[Consigne]
Reprenez le bloc de texte de notes de lecture ci-dessous et prolongez-le après sa dernière phrase.

[Bloc de texte]

● ● ● ● ●

Les fêlures d'un monument, phénomène vivant dont les excès ont irrité plus d'un. Quelle humanité pourtant tout au long de ces pages empreintes des fragilités initiales, rescapé des aiguilles à tricoter utilisées par sa maman pour l'éliminer avant sa naissance. On ne regarde plus Gérard Depardieu avec le même regard après l'avoir lu se raconter.


Lu dans:
Ça s'est fait comme ça. Gérard Depardieu (coll. Lionel Duroy). Xo Editions 2014. Le Livre de Poche. 34049. 190 pages. Extrait pp 7-8

21 avril 2018

Voix/e


"Je suis votre voix
elle était nouée chez vous
en moi elle commence à parler. "
        Walt Withman, Feuilles d’herbe.

Elle a quinze ans, mutique, calée sur sa chaise par des maux que je peine à cerner. Tu as mal ou tu vas mal? Pas de réponse, rien à voir, je n'avais pas envie de venir, c'est ma mère. On se quitte dix minutes plus tard, parole zéro. Et soudain "excusez-moi, j'ai vraiment été pestouille, mais personne ne m'aime." On se reverra c'est sûr, mais à partir d'ici on peut se comprendre.


Lu dans:
Walt Whitman. Feuilles d'herbe. Michele Ferri (Illustrations), Philippe Delerm (Préface). Albin Michel 2001. 146 pages

19 avril 2018

Le condor est à l'homme ce que le canari est au mineur


" Il faut sauver les condors, non pas seulement parce que nous avons besoin des condors, mais parce que nous avons besoin de développer les qualités humaines nécessaires pour les sauver; car ce sont ces qualités là dont nous aurons besoin pour nous sauver nous-mêmes".

● ● ● ● ●

[Données d'analyse structurée des pages]

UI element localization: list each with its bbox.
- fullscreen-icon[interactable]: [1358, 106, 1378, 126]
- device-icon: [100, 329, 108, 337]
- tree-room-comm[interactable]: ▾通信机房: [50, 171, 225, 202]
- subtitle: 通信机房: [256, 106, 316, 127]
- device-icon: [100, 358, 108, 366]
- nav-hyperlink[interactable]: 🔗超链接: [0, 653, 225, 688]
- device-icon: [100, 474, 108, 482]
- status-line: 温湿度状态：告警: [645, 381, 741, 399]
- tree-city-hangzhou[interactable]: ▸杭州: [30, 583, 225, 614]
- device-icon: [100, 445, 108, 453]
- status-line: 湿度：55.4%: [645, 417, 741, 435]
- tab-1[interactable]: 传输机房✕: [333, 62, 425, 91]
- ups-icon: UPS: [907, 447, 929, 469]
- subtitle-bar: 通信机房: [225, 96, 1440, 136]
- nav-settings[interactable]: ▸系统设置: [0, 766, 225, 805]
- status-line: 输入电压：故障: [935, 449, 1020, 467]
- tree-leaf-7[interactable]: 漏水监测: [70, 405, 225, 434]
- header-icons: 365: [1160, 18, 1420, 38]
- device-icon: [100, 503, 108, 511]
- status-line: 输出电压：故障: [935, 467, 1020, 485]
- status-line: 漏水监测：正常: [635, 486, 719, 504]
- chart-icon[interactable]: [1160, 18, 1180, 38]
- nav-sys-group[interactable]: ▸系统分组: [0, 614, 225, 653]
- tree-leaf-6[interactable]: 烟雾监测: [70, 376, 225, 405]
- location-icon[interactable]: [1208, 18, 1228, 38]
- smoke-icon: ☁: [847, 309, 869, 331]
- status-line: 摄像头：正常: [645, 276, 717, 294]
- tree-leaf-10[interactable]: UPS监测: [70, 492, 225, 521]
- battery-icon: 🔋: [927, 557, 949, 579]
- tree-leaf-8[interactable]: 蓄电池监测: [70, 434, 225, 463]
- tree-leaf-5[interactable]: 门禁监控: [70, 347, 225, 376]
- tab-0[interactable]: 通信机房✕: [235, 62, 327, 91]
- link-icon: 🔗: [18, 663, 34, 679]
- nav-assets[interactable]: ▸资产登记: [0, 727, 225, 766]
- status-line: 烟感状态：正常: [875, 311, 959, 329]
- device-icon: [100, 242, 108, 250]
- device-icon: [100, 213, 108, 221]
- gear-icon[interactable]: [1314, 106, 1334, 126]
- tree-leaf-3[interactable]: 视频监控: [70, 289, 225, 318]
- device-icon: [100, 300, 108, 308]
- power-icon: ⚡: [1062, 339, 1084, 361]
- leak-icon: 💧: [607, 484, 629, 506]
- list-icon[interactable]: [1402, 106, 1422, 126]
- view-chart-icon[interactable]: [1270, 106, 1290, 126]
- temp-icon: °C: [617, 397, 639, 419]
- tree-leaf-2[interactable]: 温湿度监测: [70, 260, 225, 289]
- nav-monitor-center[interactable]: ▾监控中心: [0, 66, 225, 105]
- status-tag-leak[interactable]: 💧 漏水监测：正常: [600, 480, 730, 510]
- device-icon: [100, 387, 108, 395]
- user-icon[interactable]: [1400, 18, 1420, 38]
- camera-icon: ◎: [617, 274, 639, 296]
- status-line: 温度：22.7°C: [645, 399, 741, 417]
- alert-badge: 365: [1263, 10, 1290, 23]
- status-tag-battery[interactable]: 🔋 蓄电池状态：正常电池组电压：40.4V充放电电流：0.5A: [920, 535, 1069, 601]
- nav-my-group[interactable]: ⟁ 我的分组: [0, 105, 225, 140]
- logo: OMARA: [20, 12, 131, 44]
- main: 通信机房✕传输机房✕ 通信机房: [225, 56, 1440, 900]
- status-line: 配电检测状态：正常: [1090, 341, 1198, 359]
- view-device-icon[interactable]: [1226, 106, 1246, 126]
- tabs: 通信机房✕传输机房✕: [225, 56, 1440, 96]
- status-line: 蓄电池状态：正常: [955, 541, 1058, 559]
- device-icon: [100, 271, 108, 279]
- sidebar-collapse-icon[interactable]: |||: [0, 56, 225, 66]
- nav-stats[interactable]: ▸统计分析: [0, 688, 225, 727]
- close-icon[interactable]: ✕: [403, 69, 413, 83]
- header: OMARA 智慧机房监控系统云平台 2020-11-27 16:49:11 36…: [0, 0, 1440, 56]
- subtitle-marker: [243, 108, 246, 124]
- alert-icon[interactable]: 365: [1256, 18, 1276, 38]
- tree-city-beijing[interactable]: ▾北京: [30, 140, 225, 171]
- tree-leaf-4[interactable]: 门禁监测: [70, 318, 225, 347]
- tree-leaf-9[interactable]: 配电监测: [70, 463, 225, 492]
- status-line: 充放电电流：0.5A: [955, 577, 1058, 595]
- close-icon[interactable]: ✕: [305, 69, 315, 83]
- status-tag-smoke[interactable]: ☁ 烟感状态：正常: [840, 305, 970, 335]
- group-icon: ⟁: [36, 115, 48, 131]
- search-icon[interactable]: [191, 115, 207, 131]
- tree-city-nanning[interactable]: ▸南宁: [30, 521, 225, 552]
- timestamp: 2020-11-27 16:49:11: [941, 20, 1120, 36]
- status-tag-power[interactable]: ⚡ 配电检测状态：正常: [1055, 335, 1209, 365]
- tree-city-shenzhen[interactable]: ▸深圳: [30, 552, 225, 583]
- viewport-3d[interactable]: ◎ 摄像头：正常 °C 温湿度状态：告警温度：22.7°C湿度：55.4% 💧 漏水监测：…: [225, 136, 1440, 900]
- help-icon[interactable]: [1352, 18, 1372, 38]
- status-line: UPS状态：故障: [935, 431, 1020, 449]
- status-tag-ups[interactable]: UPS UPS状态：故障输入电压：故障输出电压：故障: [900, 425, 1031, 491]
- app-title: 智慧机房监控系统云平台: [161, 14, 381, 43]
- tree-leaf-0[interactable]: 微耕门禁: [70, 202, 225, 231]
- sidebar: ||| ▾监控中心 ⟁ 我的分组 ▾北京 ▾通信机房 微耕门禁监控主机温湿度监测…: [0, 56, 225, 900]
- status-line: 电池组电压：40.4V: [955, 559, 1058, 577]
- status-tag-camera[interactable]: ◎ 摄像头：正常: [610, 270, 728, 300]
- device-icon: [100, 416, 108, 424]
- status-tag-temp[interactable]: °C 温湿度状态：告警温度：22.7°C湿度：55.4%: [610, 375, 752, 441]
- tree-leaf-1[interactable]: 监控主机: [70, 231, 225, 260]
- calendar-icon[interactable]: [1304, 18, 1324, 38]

● ● ● ● ●

[Réponse]
                    Ian MacMillan, ornithologue américain (1870)

Transmettre


"Je ne suis qu'un vieux tuyau rouillé. Mais l'eau pure peut sortir même d'un tuyau rouillé."
                       Maurice Bellet

Une autre définition de la transmission.


18 avril 2018

Au printemps


"Mes enfants sont dans les arbres.
j'ai ouvert la cage
la maison respire dans la lumière
et le soleil pénètre par la porte
qui ouvre les bras
la poussière chante dans les rayons obliques
de ce matin léger."
        Colette Nys Mazure

Soudain on cille les yeux: le vrai beau temps est de retour, "et mon cœur et ton cœur / sont repeints au vin blanc".



17 avril 2018

Rêves entre débris et semences


"Que faisait-on des débris de rêves ?
Est-ce qu'on les ramassait pour les recoller et en faire quelque chose d'autre
ou bien est-ce qu'on laissait les éclats joncher le sol pour s'écorcher les pieds dessus jusqu'au sang ?"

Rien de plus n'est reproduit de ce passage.